YOUR INSTRUCTIONS - Retype the records that come next, word for word.
* * * * * * * * *
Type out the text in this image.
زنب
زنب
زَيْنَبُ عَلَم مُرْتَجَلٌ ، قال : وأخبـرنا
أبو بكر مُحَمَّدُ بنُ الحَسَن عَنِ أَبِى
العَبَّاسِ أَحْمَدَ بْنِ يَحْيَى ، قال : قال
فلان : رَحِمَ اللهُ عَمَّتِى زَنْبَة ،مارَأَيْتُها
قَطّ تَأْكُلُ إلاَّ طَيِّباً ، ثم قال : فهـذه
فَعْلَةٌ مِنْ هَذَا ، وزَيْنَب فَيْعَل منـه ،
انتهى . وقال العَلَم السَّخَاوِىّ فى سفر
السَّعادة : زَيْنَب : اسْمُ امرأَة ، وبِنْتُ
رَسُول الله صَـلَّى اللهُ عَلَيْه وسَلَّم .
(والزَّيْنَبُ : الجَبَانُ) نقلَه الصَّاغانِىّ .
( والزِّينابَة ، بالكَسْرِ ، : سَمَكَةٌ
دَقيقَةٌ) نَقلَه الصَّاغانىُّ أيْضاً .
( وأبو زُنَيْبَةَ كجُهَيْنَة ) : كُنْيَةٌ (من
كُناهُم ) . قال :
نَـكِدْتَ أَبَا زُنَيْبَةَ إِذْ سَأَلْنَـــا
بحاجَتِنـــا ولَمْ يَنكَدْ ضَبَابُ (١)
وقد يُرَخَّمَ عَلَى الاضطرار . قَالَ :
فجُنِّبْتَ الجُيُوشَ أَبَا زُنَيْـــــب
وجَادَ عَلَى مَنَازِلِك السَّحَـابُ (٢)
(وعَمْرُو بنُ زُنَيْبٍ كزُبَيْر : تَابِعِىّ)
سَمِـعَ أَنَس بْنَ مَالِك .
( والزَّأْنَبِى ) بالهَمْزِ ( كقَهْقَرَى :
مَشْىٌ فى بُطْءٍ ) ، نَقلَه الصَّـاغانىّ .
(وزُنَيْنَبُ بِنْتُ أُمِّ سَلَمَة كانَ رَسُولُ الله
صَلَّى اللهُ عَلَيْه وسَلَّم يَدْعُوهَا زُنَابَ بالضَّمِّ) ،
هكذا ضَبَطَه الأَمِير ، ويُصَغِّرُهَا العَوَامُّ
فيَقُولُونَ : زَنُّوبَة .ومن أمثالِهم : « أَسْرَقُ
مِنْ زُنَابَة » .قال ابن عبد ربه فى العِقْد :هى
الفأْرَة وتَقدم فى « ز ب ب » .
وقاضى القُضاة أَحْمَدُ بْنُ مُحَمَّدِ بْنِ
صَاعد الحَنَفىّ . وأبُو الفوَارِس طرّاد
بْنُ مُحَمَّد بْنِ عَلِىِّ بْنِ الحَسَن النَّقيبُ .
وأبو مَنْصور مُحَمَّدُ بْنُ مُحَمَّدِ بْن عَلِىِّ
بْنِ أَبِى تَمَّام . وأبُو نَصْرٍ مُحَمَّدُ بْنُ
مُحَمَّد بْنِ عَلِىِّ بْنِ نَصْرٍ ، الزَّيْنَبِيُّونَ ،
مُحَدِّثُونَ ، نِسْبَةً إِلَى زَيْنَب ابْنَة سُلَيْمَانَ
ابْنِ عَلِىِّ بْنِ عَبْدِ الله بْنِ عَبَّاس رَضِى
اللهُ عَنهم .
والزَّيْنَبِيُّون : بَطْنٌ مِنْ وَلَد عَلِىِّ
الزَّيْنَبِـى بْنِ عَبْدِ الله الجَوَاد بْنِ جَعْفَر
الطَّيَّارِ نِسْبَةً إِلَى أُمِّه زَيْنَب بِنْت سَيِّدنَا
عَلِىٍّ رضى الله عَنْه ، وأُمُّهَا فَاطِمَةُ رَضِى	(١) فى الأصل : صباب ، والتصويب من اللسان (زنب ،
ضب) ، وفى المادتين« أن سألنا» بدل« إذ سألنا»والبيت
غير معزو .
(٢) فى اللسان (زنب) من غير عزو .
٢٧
* * * * * * * * *
WRITTEN SOLUTION -
Type out the text in this image.
زنب
زنب
زَيْنَبُ عَلَم مُرْتَجَلٌ ، قال : وأخبـرنا
أبو بكر مُحَمَّدُ بنُ الحَسَن عَنِ أَبِى
العَبَّاسِ أَحْمَدَ بْنِ يَحْيَى ، قال : قال
فلان : رَحِمَ اللهُ عَمَّتِى زَنْبَة ،مارَأَيْتُها
قَطّ تَأْكُلُ إلاَّ طَيِّباً ، ثم قال : فهـذه
فَعْلَةٌ مِنْ هَذَا ، وزَيْنَب فَيْعَل منـه ،
انتهى . وقال العَلَم السَّخَاوِىّ فى سفر
السَّعادة : زَيْنَب : اسْمُ امرأَة ، وبِنْتُ
رَسُول الله صَـلَّى اللهُ عَلَيْه وسَلَّم .
(والزَّيْنَبُ : الجَبَانُ) نقلَه الصَّاغانِىّ .
( والزِّينابَة ، بالكَسْرِ ، : سَمَكَةٌ
دَقيقَةٌ) نَقلَه الصَّاغانىُّ أيْضاً .
( وأبو زُنَيْبَةَ كجُهَيْنَة ) : كُنْيَةٌ (من
كُناهُم ) . قال :
نَـكِدْتَ أَبَا زُنَيْبَةَ إِذْ سَأَلْنَـــا
بحاجَتِنـــا ولَمْ يَنكَدْ ضَبَابُ (١)
وقد يُرَخَّمَ عَلَى الاضطرار . قَالَ :
فجُنِّبْتَ الجُيُوشَ أَبَا زُنَيْـــــب
وجَادَ عَلَى مَنَازِلِك السَّحَـابُ (٢)
(وعَمْرُو بنُ زُنَيْبٍ كزُبَيْر : تَابِعِىّ)
سَمِـعَ أَنَس بْنَ مَالِك .
( والزَّأْنَبِى ) بالهَمْزِ ( كقَهْقَرَى :
مَشْىٌ فى بُطْءٍ ) ، نَقلَه الصَّـاغانىّ .
(وزُنَيْنَبُ بِنْتُ أُمِّ سَلَمَة كانَ رَسُولُ الله
صَلَّى اللهُ عَلَيْه وسَلَّم يَدْعُوهَا زُنَابَ بالضَّمِّ) ،
هكذا ضَبَطَه الأَمِير ، ويُصَغِّرُهَا العَوَامُّ
فيَقُولُونَ : زَنُّوبَة .ومن أمثالِهم : « أَسْرَقُ
مِنْ زُنَابَة » .قال ابن عبد ربه فى العِقْد :هى
الفأْرَة وتَقدم فى « ز ب ب » .
وقاضى القُضاة أَحْمَدُ بْنُ مُحَمَّدِ بْنِ
صَاعد الحَنَفىّ . وأبُو الفوَارِس طرّاد
بْنُ مُحَمَّد بْنِ عَلِىِّ بْنِ الحَسَن النَّقيبُ .
وأبو مَنْصور مُحَمَّدُ بْنُ مُحَمَّدِ بْن عَلِىِّ
بْنِ أَبِى تَمَّام . وأبُو نَصْرٍ مُحَمَّدُ بْنُ
مُحَمَّد بْنِ عَلِىِّ بْنِ نَصْرٍ ، الزَّيْنَبِيُّونَ ،
مُحَدِّثُونَ ، نِسْبَةً إِلَى زَيْنَب ابْنَة سُلَيْمَانَ
ابْنِ عَلِىِّ بْنِ عَبْدِ الله بْنِ عَبَّاس رَضِى
اللهُ عَنهم .
والزَّيْنَبِيُّون : بَطْنٌ مِنْ وَلَد عَلِىِّ
الزَّيْنَبِـى بْنِ عَبْدِ الله الجَوَاد بْنِ جَعْفَر
الطَّيَّارِ نِسْبَةً إِلَى أُمِّه زَيْنَب بِنْت سَيِّدنَا
عَلِىٍّ رضى الله عَنْه ، وأُمُّهَا فَاطِمَةُ رَضِى	(١) فى الأصل : صباب ، والتصويب من اللسان (زنب ،
ضب) ، وفى المادتين« أن سألنا» بدل« إذ سألنا»والبيت
غير معزو .
(٢) فى اللسان (زنب) من غير عزو .
٢٧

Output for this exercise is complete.